_TASK DESCRIPTION_
Report how many lines of the records below include the word "color". Give nothing but the number.

_DATA SUPPLIED_
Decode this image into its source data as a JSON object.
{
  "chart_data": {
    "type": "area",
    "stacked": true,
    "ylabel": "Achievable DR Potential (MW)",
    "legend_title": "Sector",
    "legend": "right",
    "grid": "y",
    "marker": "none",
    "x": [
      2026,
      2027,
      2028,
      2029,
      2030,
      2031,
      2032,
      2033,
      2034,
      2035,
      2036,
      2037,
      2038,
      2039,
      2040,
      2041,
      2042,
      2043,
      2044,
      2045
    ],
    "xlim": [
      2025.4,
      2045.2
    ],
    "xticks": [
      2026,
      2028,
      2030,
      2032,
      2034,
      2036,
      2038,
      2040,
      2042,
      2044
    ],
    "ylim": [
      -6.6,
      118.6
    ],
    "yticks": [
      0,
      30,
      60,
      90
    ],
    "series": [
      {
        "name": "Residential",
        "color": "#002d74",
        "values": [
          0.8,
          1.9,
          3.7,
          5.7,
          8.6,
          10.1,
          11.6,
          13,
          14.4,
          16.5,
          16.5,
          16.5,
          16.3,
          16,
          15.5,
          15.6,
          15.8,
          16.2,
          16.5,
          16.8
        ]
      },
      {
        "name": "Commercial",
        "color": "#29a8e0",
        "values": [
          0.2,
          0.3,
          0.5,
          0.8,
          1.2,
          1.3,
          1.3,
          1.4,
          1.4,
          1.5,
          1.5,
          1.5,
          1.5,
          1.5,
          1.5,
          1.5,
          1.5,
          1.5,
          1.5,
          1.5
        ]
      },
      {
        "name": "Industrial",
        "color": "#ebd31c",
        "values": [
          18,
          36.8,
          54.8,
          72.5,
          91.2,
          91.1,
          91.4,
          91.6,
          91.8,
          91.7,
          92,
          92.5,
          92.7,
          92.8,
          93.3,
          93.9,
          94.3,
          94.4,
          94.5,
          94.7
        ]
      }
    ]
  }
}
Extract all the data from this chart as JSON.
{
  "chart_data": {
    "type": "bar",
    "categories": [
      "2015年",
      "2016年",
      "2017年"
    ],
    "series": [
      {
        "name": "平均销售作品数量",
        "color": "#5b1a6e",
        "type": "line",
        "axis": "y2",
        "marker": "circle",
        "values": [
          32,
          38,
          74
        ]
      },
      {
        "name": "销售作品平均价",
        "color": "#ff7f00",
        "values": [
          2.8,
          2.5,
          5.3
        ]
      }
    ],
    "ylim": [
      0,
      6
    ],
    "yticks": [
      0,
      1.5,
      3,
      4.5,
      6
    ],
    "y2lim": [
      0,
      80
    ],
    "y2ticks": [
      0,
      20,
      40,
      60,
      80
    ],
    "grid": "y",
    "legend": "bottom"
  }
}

_REPLY TO THE TASK_
5